# step-01

本文介绍神经网络的基础概念以及如何用神经网络进行计算

In [2]:
import os
import os.path
import urllib.request
import numpy as np
import pickle, gzip, json
import matplotlib.pylab as plt

### 获取数据
* 手写字体数据（mnist.pkl.gz）
* 训练好的参数（sample_weight.pkl）

In [5]:


url_base = 'http://dikers-html.s3-website.cn-northwest-1.amazonaws.com.cn/data/'
# 数据保存的路径
dataset_dir = './'


print('数据下载路径: ',url_base)
print('数据保存路径: ', dataset_dir)

def _download(file_name):
    file_path = dataset_dir + "/" + file_name
    
    if os.path.exists(file_path):
        print("file exist: ", file_name)
        return

    print("Downloading " + file_name + " ... ")

◆ 题目 ◆
用两句话概括上面的引用原文。

◆ 原始资料 ◆

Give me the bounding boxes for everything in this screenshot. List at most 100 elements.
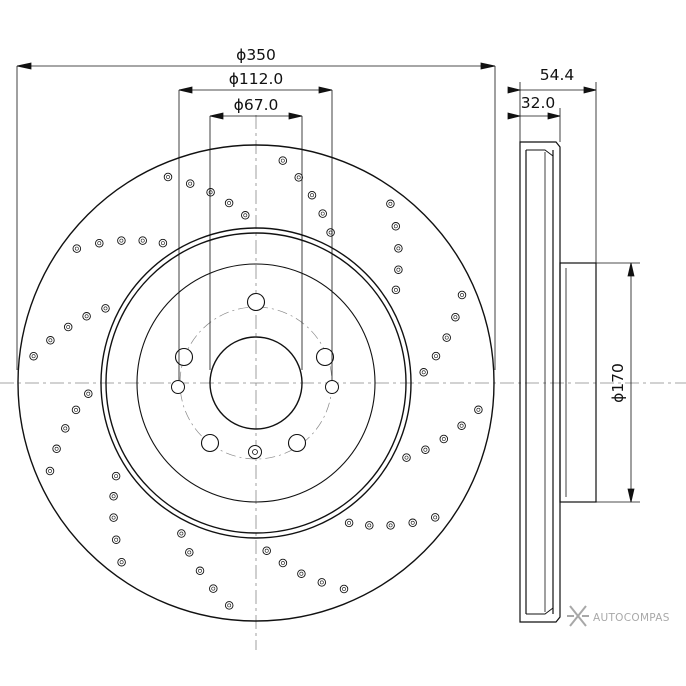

◆ 参考答案 ◆
引用原文要介绍神经网络的基础概念和用神经网络进行计算的方法，开头导入了 os、urllib.request、numpy、pickle、gzip、json 和 matplotlib 等库。之后列出需获取的手写字体数据 mnist.pkl.gz 与训练好的参数 sample_weight.pkl，设定了数据下载地址和保存路径，并定义 _download 函数：文件已存在就打印提示后返回，否则打印正在下载的提示。